What the task asks: Transcribe all the entries word for word, omitting any pictures they contain.

○ ○ ○ ○ ○ ○ ○

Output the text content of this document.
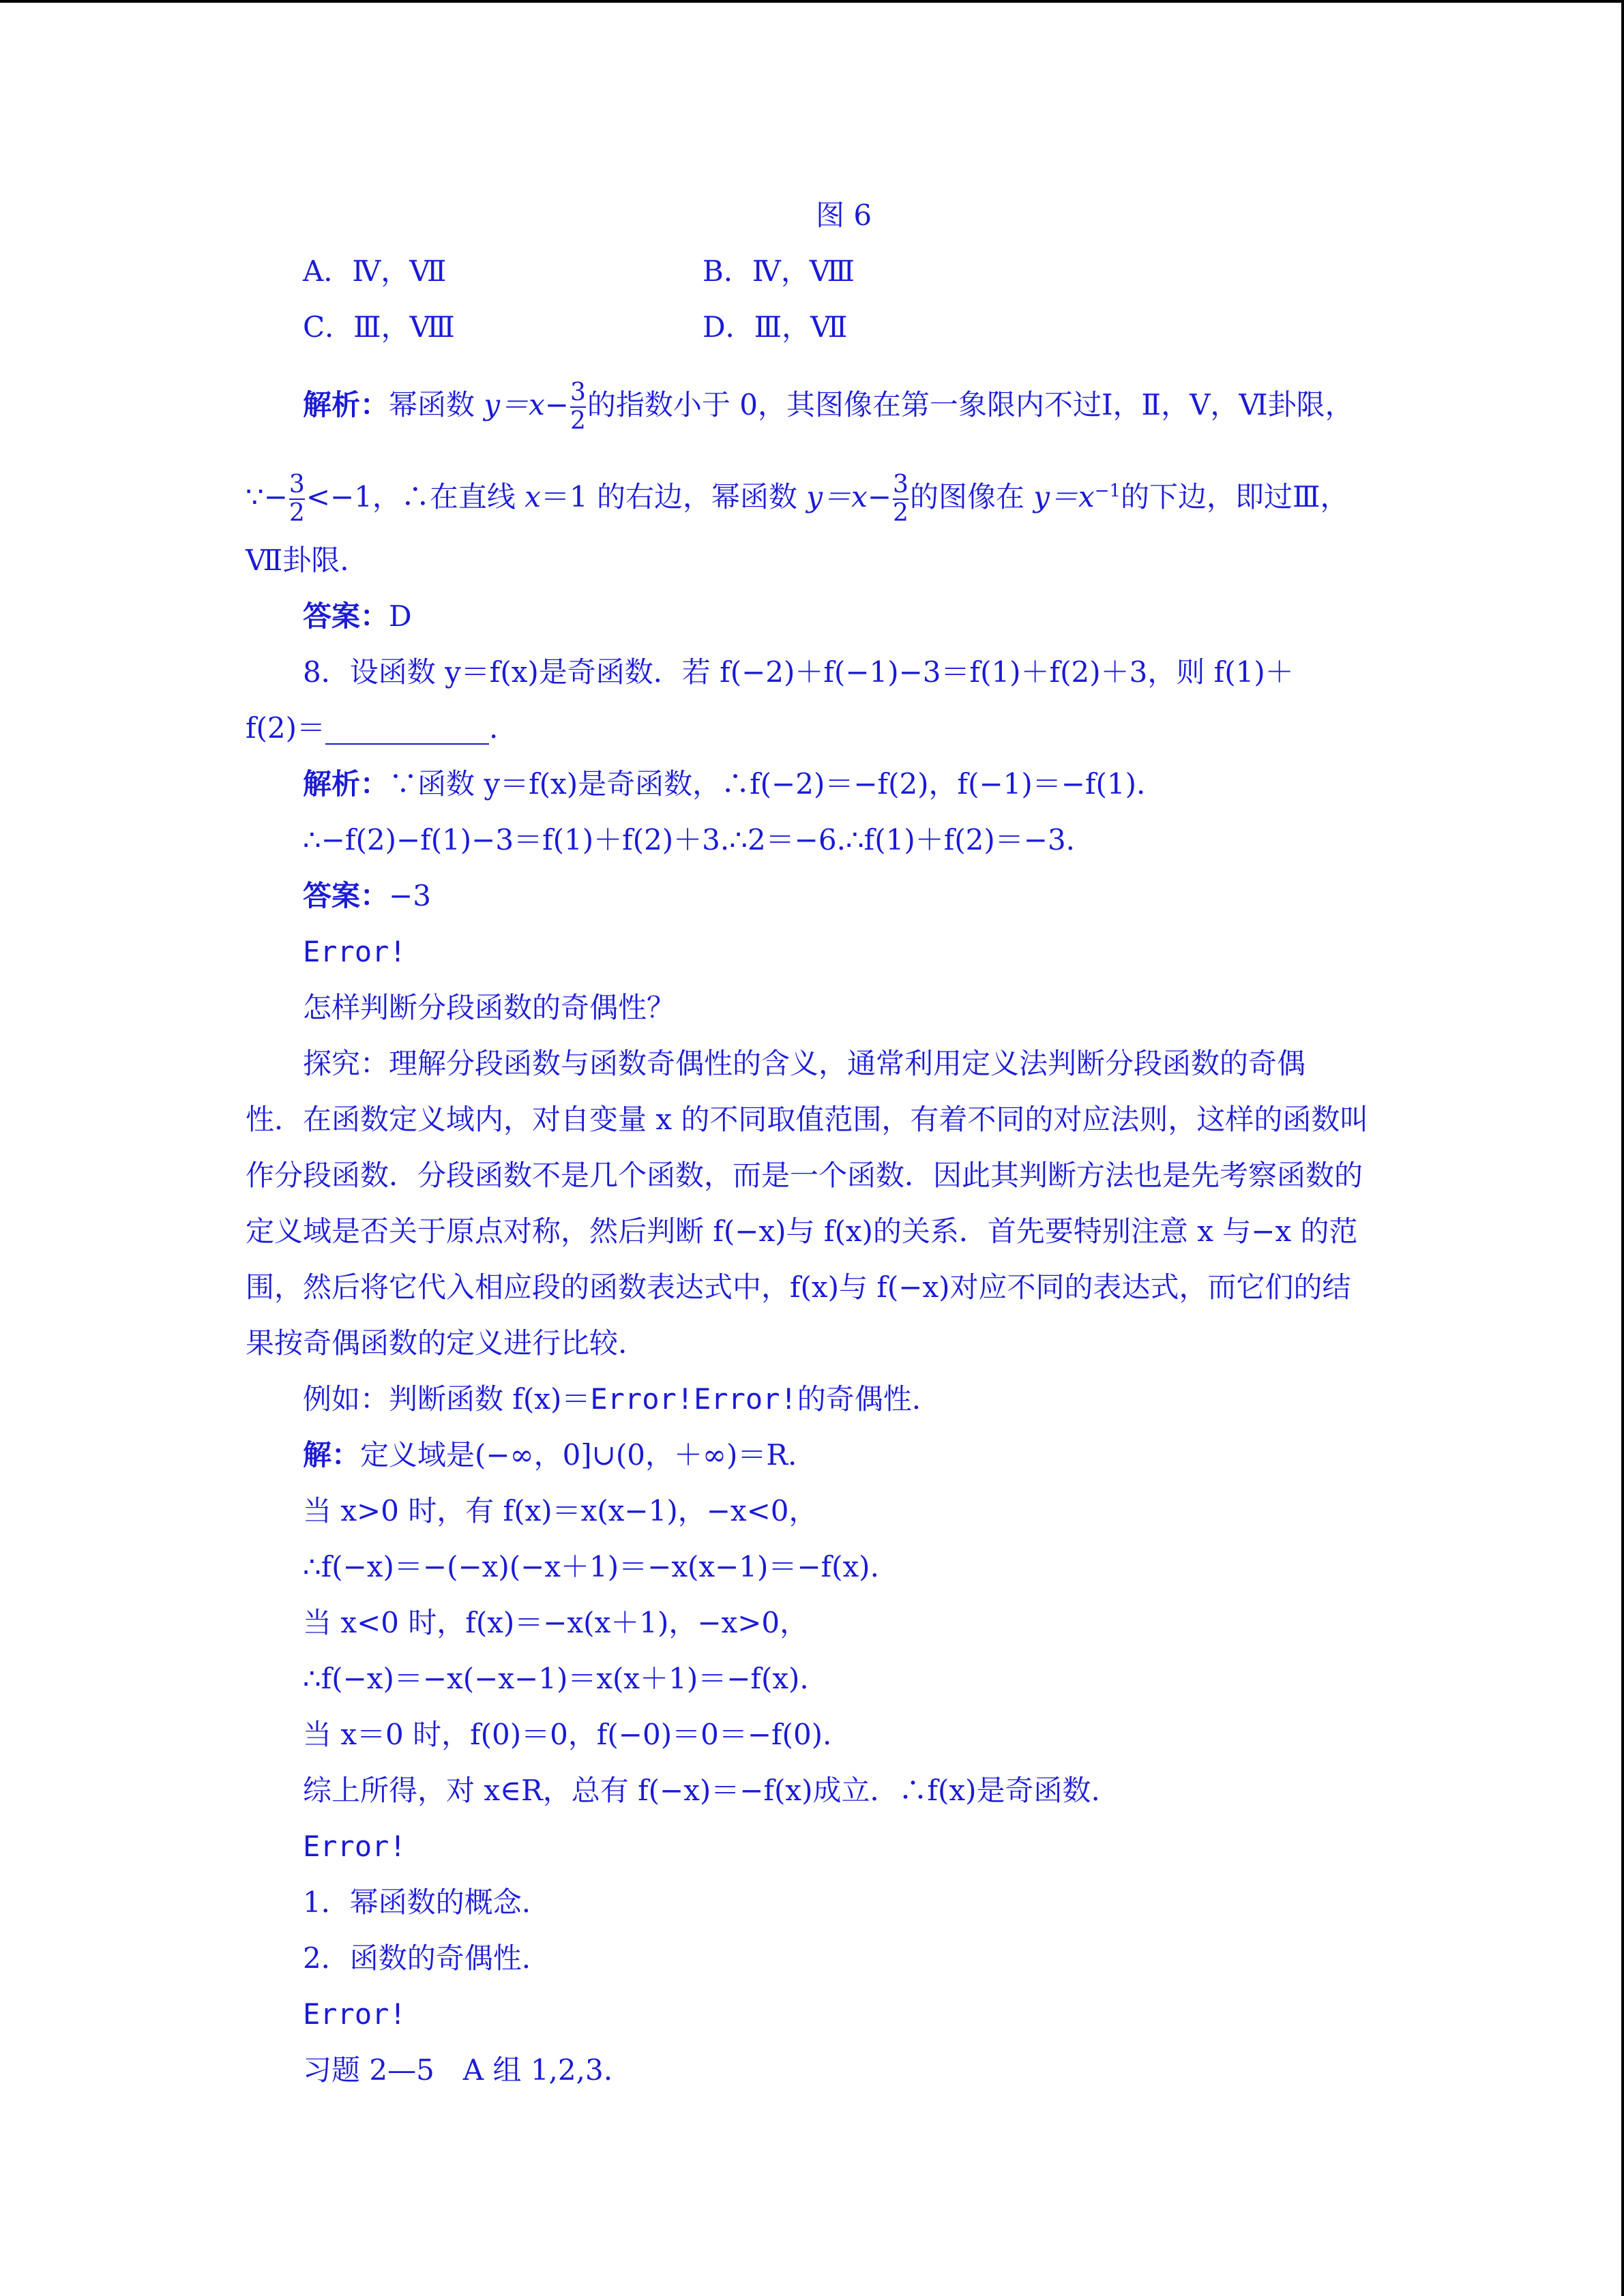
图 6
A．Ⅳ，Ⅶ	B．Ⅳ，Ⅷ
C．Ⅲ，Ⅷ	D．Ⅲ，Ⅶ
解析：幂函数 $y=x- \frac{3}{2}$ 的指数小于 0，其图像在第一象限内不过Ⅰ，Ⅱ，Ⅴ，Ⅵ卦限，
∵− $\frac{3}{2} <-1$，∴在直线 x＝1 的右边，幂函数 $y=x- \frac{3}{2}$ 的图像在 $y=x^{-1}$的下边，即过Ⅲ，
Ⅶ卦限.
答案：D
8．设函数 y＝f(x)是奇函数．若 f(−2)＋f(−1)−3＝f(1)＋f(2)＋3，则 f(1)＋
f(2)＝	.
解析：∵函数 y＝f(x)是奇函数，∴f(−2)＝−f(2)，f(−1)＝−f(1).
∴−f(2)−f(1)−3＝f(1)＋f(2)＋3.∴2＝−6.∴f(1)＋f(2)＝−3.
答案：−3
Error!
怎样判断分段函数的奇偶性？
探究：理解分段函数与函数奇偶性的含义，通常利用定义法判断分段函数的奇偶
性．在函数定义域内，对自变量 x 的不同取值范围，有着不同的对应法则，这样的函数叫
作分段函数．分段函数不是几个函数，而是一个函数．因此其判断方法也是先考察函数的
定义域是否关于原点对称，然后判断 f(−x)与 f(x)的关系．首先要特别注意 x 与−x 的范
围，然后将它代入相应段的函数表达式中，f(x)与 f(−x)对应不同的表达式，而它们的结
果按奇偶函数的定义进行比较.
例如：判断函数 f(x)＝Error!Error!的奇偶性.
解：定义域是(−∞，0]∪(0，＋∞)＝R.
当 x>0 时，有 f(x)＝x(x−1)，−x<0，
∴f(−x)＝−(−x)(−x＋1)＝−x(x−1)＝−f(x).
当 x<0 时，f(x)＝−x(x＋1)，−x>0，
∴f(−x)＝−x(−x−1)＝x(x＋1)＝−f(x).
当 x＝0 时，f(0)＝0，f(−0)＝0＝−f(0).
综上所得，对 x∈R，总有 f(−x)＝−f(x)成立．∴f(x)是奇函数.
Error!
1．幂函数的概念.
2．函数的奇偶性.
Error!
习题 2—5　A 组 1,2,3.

○ ○ ○ ○ ○ ○ ○

Answer to the problem:
Output the text content of this document.
图 6
A．Ⅳ，Ⅶ	B．Ⅳ，Ⅷ
C．Ⅲ，Ⅷ	D．Ⅲ，Ⅶ
解析：幂函数 $y=x- \frac{3}{2}$ 的指数小于 0，其图像在第一象限内不过Ⅰ，Ⅱ，Ⅴ，Ⅵ卦限，
∵− $\frac{3}{2} <-1$，∴在直线 x＝1 的右边，幂函数 $y=x- \frac{3}{2}$ 的图像在 $y=x^{-1}$的下边，即过Ⅲ，
Ⅶ卦限.
答案：D
8．设函数 y＝f(x)是奇函数．若 f(−2)＋f(−1)−3＝f(1)＋f(2)＋3，则 f(1)＋
f(2)＝	.
解析：∵函数 y＝f(x)是奇函数，∴f(−2)＝−f(2)，f(−1)＝−f(1).
∴−f(2)−f(1)−3＝f(1)＋f(2)＋3.∴2＝−6.∴f(1)＋f(2)＝−3.
答案：−3
Error!
怎样判断分段函数的奇偶性？
探究：理解分段函数与函数奇偶性的含义，通常利用定义法判断分段函数的奇偶
性．在函数定义域内，对自变量 x 的不同取值范围，有着不同的对应法则，这样的函数叫
作分段函数．分段函数不是几个函数，而是一个函数．因此其判断方法也是先考察函数的
定义域是否关于原点对称，然后判断 f(−x)与 f(x)的关系．首先要特别注意 x 与−x 的范
围，然后将它代入相应段的函数表达式中，f(x)与 f(−x)对应不同的表达式，而它们的结
果按奇偶函数的定义进行比较.
例如：判断函数 f(x)＝Error!Error!的奇偶性.
解：定义域是(−∞，0]∪(0，＋∞)＝R.
当 x>0 时，有 f(x)＝x(x−1)，−x<0，
∴f(−x)＝−(−x)(−x＋1)＝−x(x−1)＝−f(x).
当 x<0 时，f(x)＝−x(x＋1)，−x>0，
∴f(−x)＝−x(−x−1)＝x(x＋1)＝−f(x).
当 x＝0 时，f(0)＝0，f(−0)＝0＝−f(0).
综上所得，对 x∈R，总有 f(−x)＝−f(x)成立．∴f(x)是奇函数.
Error!
1．幂函数的概念.
2．函数的奇偶性.
Error!
习题 2—5　A 组 1,2,3.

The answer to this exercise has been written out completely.